» **DATASET ENTRIES**
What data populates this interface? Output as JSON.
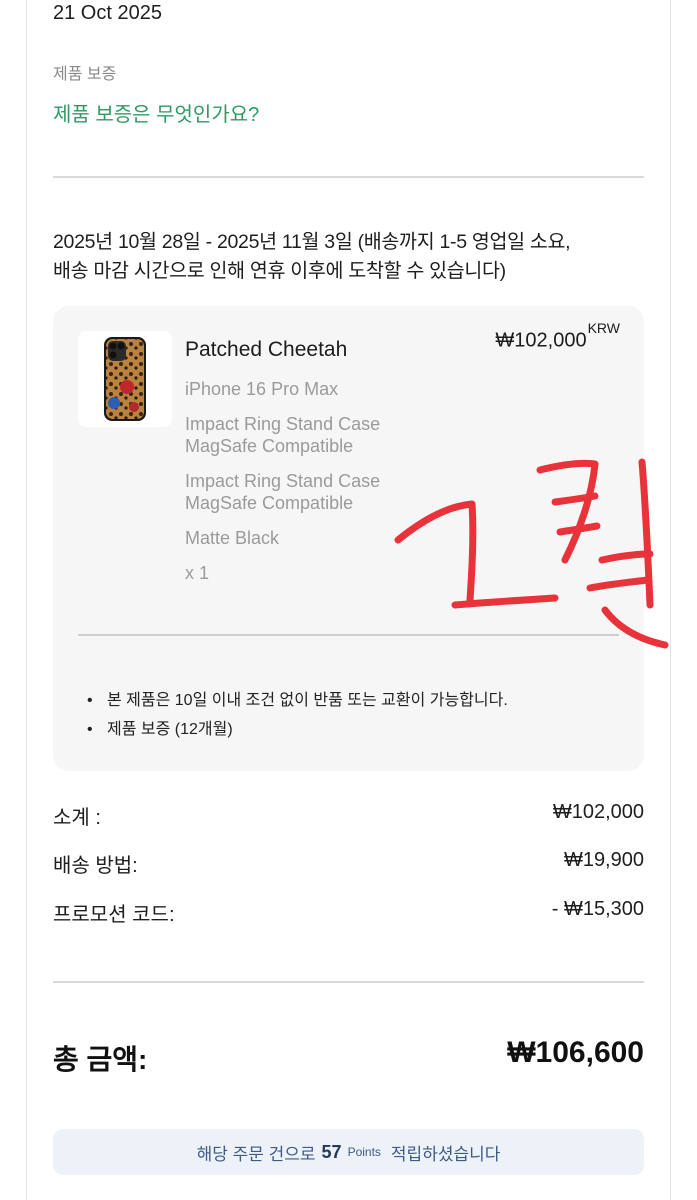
{
  "order": {
    "date": "21 Oct 2025"
  },
  "warranty": {
    "label": "제품 보증",
    "link": "제품 보증은 무엇인가요?"
  },
  "delivery": {
    "line1": "2025년 10월 28일 - 2025년 11월 3일 (배송까지 1-5 영업일 소요,",
    "line2": "배송 마감 시간으로 인해 연휴 이후에 도착할 수 있습니다)"
  },
  "product": {
    "name": "Patched Cheetah",
    "price": "₩102,000",
    "currency": "KRW",
    "attributes": [
      "iPhone 16 Pro Max",
      "Impact Ring Stand Case",
      "MagSafe Compatible",
      "Impact Ring Stand Case",
      "MagSafe Compatible",
      "Matte Black",
      "x 1"
    ],
    "notes": [
      "본 제품은 10일 이내 조건 없이 반품 또는 교환이 가능합니다.",
      "제품 보증 (12개월)"
    ],
    "thumbnail_icon": "phone-case-icon"
  },
  "summary": {
    "subtotal": {
      "label": "소계 :",
      "value": "₩102,000"
    },
    "shipping": {
      "label": "배송 방법:",
      "value": "₩19,900"
    },
    "promo": {
      "label": "프로모션 코드:",
      "value": "- ₩15,300"
    },
    "total": {
      "label": "총 금액:",
      "value": "₩106,600"
    }
  },
  "points": {
    "prefix": "해당 주문 건으로",
    "amount": "57",
    "unit": "Points",
    "suffix": "적립하셨습니다"
  },
  "colors": {
    "link_green": "#2e9a63",
    "banner_bg": "#edf1f8",
    "handwriting_red": "#e8333a"
  }
}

» **WRITTEN PROBLEM**
Identify and copy the lines holding the word "label".

» **THE OUTPUT**
    "label": "제품 보증",
      "label": "소계 :",
      "label": "배송 방법:",
      "label": "프로모션 코드:",
      "label": "총 금액:",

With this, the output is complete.